Shipping Enterprise Thunks: Testing and Quality Principles

01 — Treat every thunk as a software project Every thunk has its own unique logic, expected behavior, and quality requirements. Even though it is expressed in natural language and requires no traditional coding, it is still a software application — just built on a different platform. Building and maintaining it is best approached as a disciplined engineering project.

What to do: Define requirements before building. Track changes and bug fixes in an issue system. Treat upgrades and regressions the same way you would in any software project.

02 — Build automated tests from day one The thunk is run against a test input and its output is automatically compared to a pre-defined expected result. No human reviews every test manually — results are reviewed in aggregate and mismatches are investigated. Automated testing gives you a repeatable measure of quality and catches regressions before users do. Two laws always hold: low test coverage leads to a low-quality thunk, and low-quality test data leads to a low-quality thunk.

What to do: Create input/output test pairs before you ship. Add a new test every time you encounter a new use case or a reported issue.

[Dataset rows]
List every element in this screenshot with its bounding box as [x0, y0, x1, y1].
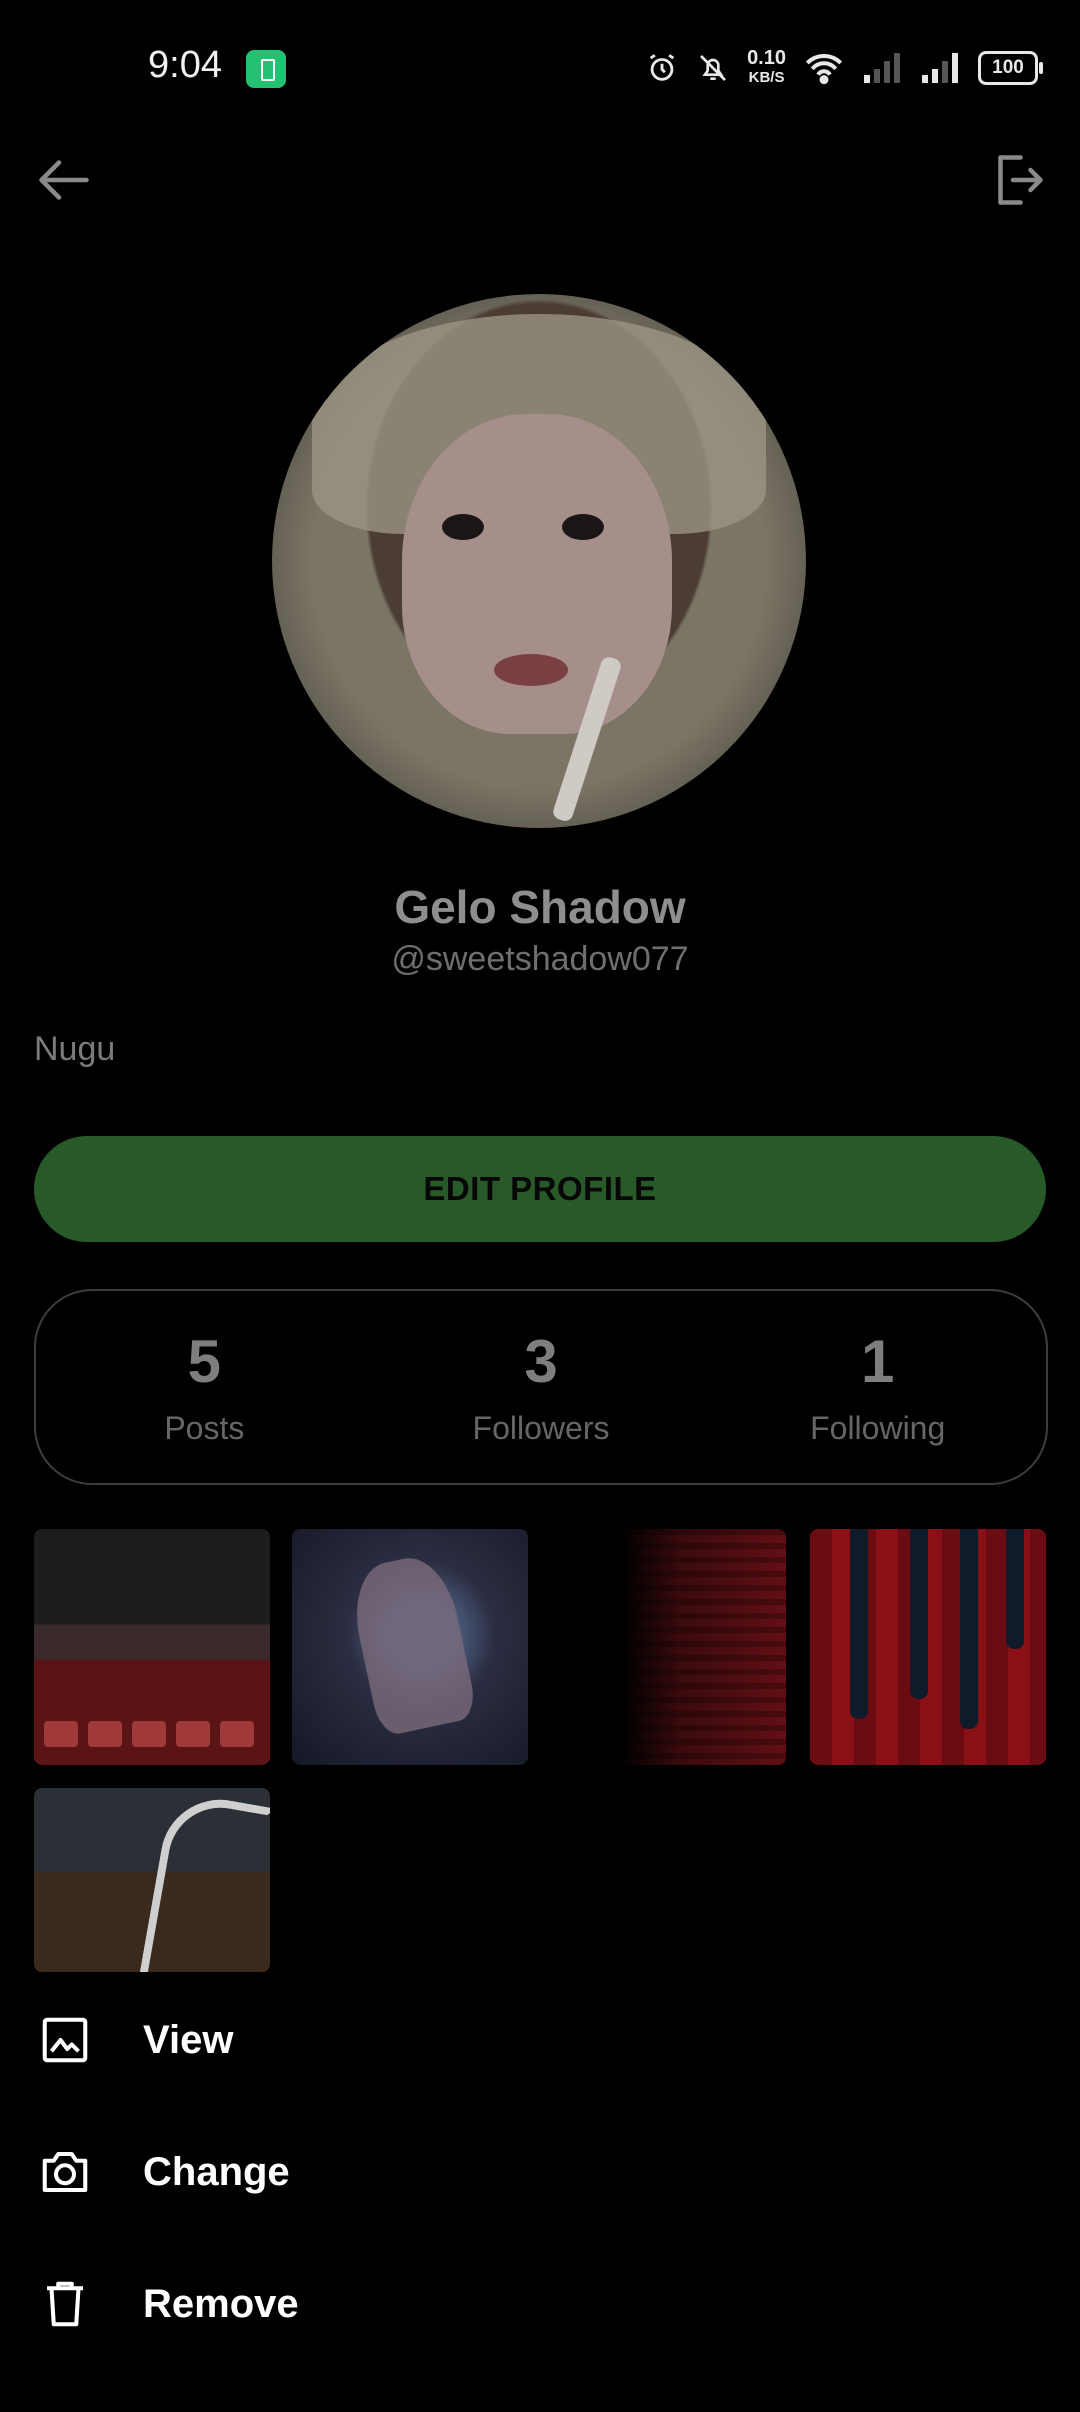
network-speed-value: 0.10: [747, 47, 786, 69]
stat-posts-label: Posts: [164, 1410, 245, 1446]
mute-bell-icon: [700, 55, 727, 81]
menu-item-change[interactable]: Change: [0, 2112, 1080, 2232]
status-bar: 9:04 0.10 KB/S 100: [0, 0, 1080, 140]
status-icons: 0.10 KB/S 100: [645, 44, 1043, 92]
post-thumbnail[interactable]: [34, 1788, 270, 1972]
profile-avatar[interactable]: [272, 294, 806, 828]
menu-item-view[interactable]: View: [0, 1980, 1080, 2100]
back-arrow-icon[interactable]: [34, 150, 94, 210]
stat-posts[interactable]: 5 Posts: [36, 1291, 373, 1483]
signal-icon-2: [922, 53, 958, 83]
menu-item-remove-label: Remove: [143, 2281, 299, 2326]
wifi-icon: [805, 54, 843, 85]
stat-followers-count: 3: [524, 1328, 558, 1395]
stat-posts-count: 5: [187, 1328, 222, 1395]
image-icon: [42, 2017, 88, 2063]
profile-name: Gelo Shadow: [394, 881, 686, 933]
stat-following[interactable]: 1 Following: [709, 1291, 1046, 1483]
menu-item-remove[interactable]: Remove: [0, 2244, 1080, 2364]
post-thumbnail[interactable]: [34, 1529, 270, 1765]
stat-followers[interactable]: 3 Followers: [373, 1291, 710, 1483]
profile-handle: @sweetshadow077: [391, 940, 689, 978]
stat-following-label: Following: [810, 1410, 946, 1446]
stats-card: 5 Posts 3 Followers 1 Following: [34, 1289, 1048, 1485]
signal-icon-1: [864, 53, 900, 83]
battery-icon: 100: [978, 51, 1043, 85]
post-thumbnail[interactable]: [810, 1529, 1046, 1765]
top-nav: [0, 140, 1080, 240]
stat-followers-label: Followers: [472, 1410, 610, 1446]
menu-item-view-label: View: [143, 2017, 234, 2062]
edit-profile-button[interactable]: EDIT PROFILE: [34, 1136, 1046, 1242]
network-speed-unit: KB/S: [748, 69, 785, 86]
network-speed: 0.10 KB/S: [747, 48, 786, 88]
battery-saver-icon: [246, 50, 286, 88]
logout-icon[interactable]: [988, 150, 1048, 210]
trash-icon: [47, 2281, 83, 2327]
post-thumbnail[interactable]: [550, 1529, 786, 1765]
alarm-icon: [649, 54, 675, 81]
post-thumbnail[interactable]: [292, 1529, 528, 1765]
stat-following-count: 1: [860, 1328, 895, 1395]
menu-item-change-label: Change: [143, 2149, 290, 2194]
camera-icon: [42, 2151, 88, 2193]
status-time: 9:04: [148, 44, 222, 86]
profile-bio: Nugu: [34, 1030, 116, 1068]
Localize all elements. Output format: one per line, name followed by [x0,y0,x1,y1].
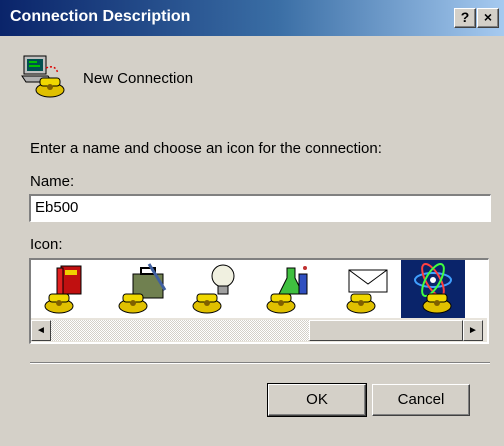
book-phone-icon[interactable] [35,260,99,318]
icon-label: Icon: [30,236,63,253]
atom-phone-icon[interactable] [401,260,465,318]
briefcase-phone-icon[interactable] [109,260,173,318]
horizontal-scrollbar[interactable]: ◄ ► [31,318,487,342]
name-input[interactable]: Eb500 [29,194,491,222]
connection-description-dialog: Connection Description ? × New Connectio… [0,0,504,446]
window-title: Connection Description [10,8,191,25]
cancel-button[interactable]: Cancel [372,384,470,416]
help-button[interactable]: ? [454,8,476,28]
scroll-thumb[interactable] [309,320,463,341]
close-button[interactable]: × [477,8,499,28]
scroll-track[interactable] [51,320,309,341]
instruction-text: Enter a name and choose an icon for the … [30,140,382,157]
connection-type-label: New Connection [83,70,194,87]
lab-flask-phone-icon[interactable] [257,260,321,318]
name-label: Name: [30,173,75,190]
scroll-right-button[interactable]: ► [463,320,483,341]
title-bar[interactable]: Connection Description ? × [0,0,504,36]
icon-list[interactable]: ◄ ► [29,258,489,344]
phone-computer-icon [20,54,68,100]
envelope-phone-icon[interactable] [331,260,395,318]
separator [30,362,490,364]
scroll-left-button[interactable]: ◄ [31,320,51,341]
lightbulb-phone-icon[interactable] [183,260,247,318]
ok-button[interactable]: OK [267,383,367,417]
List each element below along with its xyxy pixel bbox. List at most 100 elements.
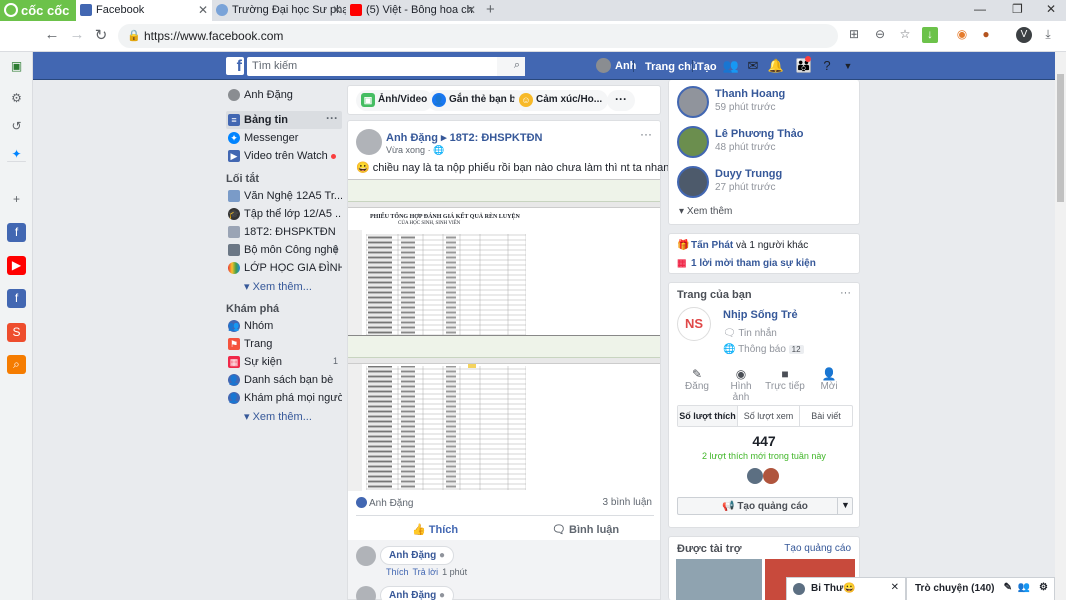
extension-icon[interactable]: ◉ (954, 27, 970, 43)
window-close-button[interactable]: ✕ (1046, 2, 1056, 16)
create-link[interactable]: Tạo (697, 61, 717, 73)
like-button[interactable]: 👍 Thích (412, 523, 458, 536)
birthday-row[interactable]: 🎁 Tấn Phát và 1 người khác (669, 237, 859, 255)
story-item[interactable]: Lê Phương Thảo 48 phút trước (669, 123, 859, 163)
comment-like-link[interactable]: Thích (386, 567, 409, 577)
story-item[interactable]: Duyy Trungg 27 phút trước (669, 163, 859, 203)
tab-likes[interactable]: Số lượt thích (678, 406, 738, 426)
nav-friend-lists[interactable]: 👤 Danh sách bạn bè (226, 371, 342, 389)
nav-profile[interactable]: Anh Đặng (226, 86, 342, 104)
avatar[interactable] (356, 586, 376, 600)
tab-youtube[interactable]: (5) Việt - Bông hoa ch ✕ (346, 0, 480, 21)
photo-video-button[interactable]: ▣ Ảnh/Video (356, 90, 434, 111)
home-link[interactable]: Trang chủ (645, 61, 698, 73)
tab-facebook[interactable]: Facebook ✕ (76, 0, 212, 21)
chat-sidebar-toggle[interactable]: Trò chuyện (140) ✎ 👥 ⚙ (906, 577, 1055, 600)
nav-shortcut-item[interactable]: Văn Nghệ 12A5 Tr... (226, 187, 342, 205)
chat-tab-friend[interactable]: Bi Thư😀 ✕ (786, 577, 906, 600)
reload-button[interactable]: ↻ (91, 26, 111, 44)
tab-posts[interactable]: Bài viết (800, 406, 852, 426)
facebook-search-input[interactable]: Tìm kiếm ⌕ (247, 57, 525, 76)
nav-pages[interactable]: ⚑ Trang (226, 335, 342, 353)
ad-options-dropdown-icon[interactable]: ▼ (837, 497, 853, 515)
nav-shortcut-item[interactable]: 18T2: ĐHSPKTĐN (226, 223, 342, 241)
nav-messenger[interactable]: ✦ Messenger (226, 129, 342, 147)
see-more-explore-link[interactable]: ▾ Xem thêm... (226, 407, 342, 425)
cookie-extension-icon[interactable]: ● (978, 27, 994, 43)
post-options-icon[interactable]: ··· (640, 127, 652, 141)
nav-discover-people[interactable]: 👤 Khám phá mọi người (226, 389, 342, 407)
post-image-spreadsheet-2[interactable] (348, 335, 660, 491)
create-ad-button[interactable]: 📢 Tạo quảng cáo (677, 497, 853, 515)
search-app-icon[interactable]: ⌕ (7, 355, 26, 374)
page-live-button[interactable]: ■ Trực tiếp (765, 367, 805, 392)
browser-brand[interactable]: cốc cốc (0, 0, 76, 21)
account-menu-icon[interactable]: ▼ (839, 61, 857, 71)
nav-watch[interactable]: ▶ Video trên Watch (226, 147, 342, 165)
new-message-icon[interactable]: ✎ (1004, 582, 1012, 593)
close-tab-icon[interactable]: ✕ (466, 3, 476, 17)
youtube-app-icon[interactable]: ▶ (7, 256, 26, 275)
nav-events[interactable]: ▦ Sự kiện 1 (226, 353, 342, 371)
ad-image[interactable] (676, 559, 762, 600)
add-icon[interactable]: + (7, 190, 26, 209)
nav-news-feed[interactable]: ≡ Bảng tin ··· (226, 111, 342, 129)
new-tab-button[interactable]: + (486, 1, 495, 18)
back-button[interactable]: ← (42, 26, 62, 43)
comment-reply-link[interactable]: Trả lời (413, 567, 439, 577)
facebook-logo-icon[interactable]: f (226, 57, 244, 75)
friend-requests-icon[interactable]: 👥 (722, 58, 740, 74)
post-author-link[interactable]: Anh Đặng ▸ 18T2: ĐHSPKTĐN (386, 131, 542, 144)
shopee-app-icon[interactable]: S (7, 323, 26, 342)
header-profile-link[interactable]: Anh (596, 58, 636, 73)
downloads-icon[interactable]: ⤓ (1040, 27, 1056, 43)
tag-friends-button[interactable]: 👤 Gắn thẻ bạn bè (427, 90, 528, 111)
post-timestamp[interactable]: Vừa xong · 🌐 (386, 145, 444, 156)
post-reactions[interactable]: Anh Đặng (356, 497, 413, 509)
profile-avatar[interactable]: V (1016, 27, 1032, 43)
see-more-stories-link[interactable]: ▾ Xem thêm (669, 203, 859, 217)
more-options-button[interactable]: ··· (607, 90, 635, 111)
avatar[interactable] (356, 546, 376, 566)
minimize-button[interactable]: — (974, 2, 986, 16)
translate-icon[interactable]: ⊞ (846, 27, 862, 43)
history-icon[interactable]: ↺ (7, 117, 26, 136)
comments-count-link[interactable]: 3 bình luận (603, 497, 653, 508)
avatar[interactable] (356, 129, 382, 155)
notifications-icon[interactable]: 🔔 (767, 58, 785, 74)
help-icon[interactable]: ? (818, 58, 836, 73)
maximize-button[interactable]: ❐ (1012, 2, 1023, 16)
page-post-button[interactable]: ✎ Đăng (677, 367, 717, 392)
facebook-app-icon[interactable]: f (7, 289, 26, 308)
chat-settings-icon[interactable]: ⚙ (1039, 582, 1048, 593)
story-item[interactable]: Thanh Hoang 59 phút trước (669, 83, 859, 123)
download-extension-icon[interactable]: ↓ (922, 27, 938, 43)
tab-views[interactable]: Số lượt xem (738, 406, 800, 426)
bookmark-star-icon[interactable]: ☆ (897, 27, 913, 43)
page-notifications-link[interactable]: 🌐 Thông báo 12 (723, 344, 804, 355)
event-invite-row[interactable]: ▦ 1 lời mời tham gia sự kiện (669, 255, 859, 273)
see-more-shortcuts-link[interactable]: ▾ Xem thêm... (226, 277, 342, 295)
forward-button[interactable]: → (67, 26, 87, 43)
messenger-icon[interactable]: ✉ (744, 58, 762, 74)
page-options-icon[interactable]: ··· (840, 287, 851, 299)
sidebar-toggle-icon[interactable]: ▣ (7, 57, 26, 76)
close-chat-icon[interactable]: ✕ (891, 582, 899, 593)
page-logo[interactable]: NS (677, 307, 711, 341)
create-ad-link[interactable]: Tạo quảng cáo (784, 543, 851, 554)
page-photo-button[interactable]: ◉ Hình ảnh (721, 367, 761, 403)
group-chat-icon[interactable]: 👥 (1018, 582, 1030, 593)
nav-shortcut-item[interactable]: 🎓 Tập thể lớp 12/A5 ... (226, 205, 342, 223)
post-image-spreadsheet-1[interactable]: PHIẾU TỔNG HỢP ĐÁNH GIÁ KẾT QUẢ RÈN LUYỆ… (348, 179, 660, 335)
close-tab-icon[interactable]: ✕ (198, 3, 208, 17)
more-options-icon[interactable]: ··· (326, 111, 338, 125)
zoom-icon[interactable]: ⊖ (872, 27, 888, 43)
facebook-app-icon[interactable]: f (7, 223, 26, 242)
search-button[interactable] (497, 57, 525, 76)
settings-icon[interactable]: ⚙ (7, 89, 26, 108)
nav-shortcut-item[interactable]: LỚP HỌC GIA ĐÌNH (226, 259, 342, 277)
page-name-link[interactable]: Nhịp Sống Trẻ (723, 309, 798, 321)
nav-groups[interactable]: 👥 Nhóm (226, 317, 342, 335)
tab-university[interactable]: Trường Đại học Sư phạm K ✕ (212, 0, 346, 21)
scrollbar-thumb[interactable] (1057, 74, 1064, 202)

_Stated exercise A:_ What are all the actions listed after "What to do:" in the thunk testing principles?
_Stated exercise B:_ Can you copy the listing lines starting at the line containing "network-speed-value: 0.10: [747, 47, 786, 69]" and ending at the line containing "profile-avatar[interactable]: [272, 294, 806, 828]", including both of those lines?

_Right answer A:_
- Define requirements before building.
- Track changes and bug fixes in an issue system.
- Treat upgrades and regressions the same way you would in any software project.
- Create input/output test pairs before you ship.
- Add a new test every time you encounter a new use case or a reported issue.

_Right answer B:_
network-speed-value: 0.10: [747, 47, 786, 69]
stat-posts-label: Posts: [164, 1410, 245, 1446]
mute-bell-icon: [700, 55, 727, 81]
menu-item-change[interactable]: Change: [0, 2112, 1080, 2232]
status-bar: 9:04 0.10 KB/S 100: [0, 0, 1080, 140]
status-icons: 0.10 KB/S 100: [645, 44, 1043, 92]
post-thumbnail[interactable]: [34, 1788, 270, 1972]
profile-avatar[interactable]: [272, 294, 806, 828]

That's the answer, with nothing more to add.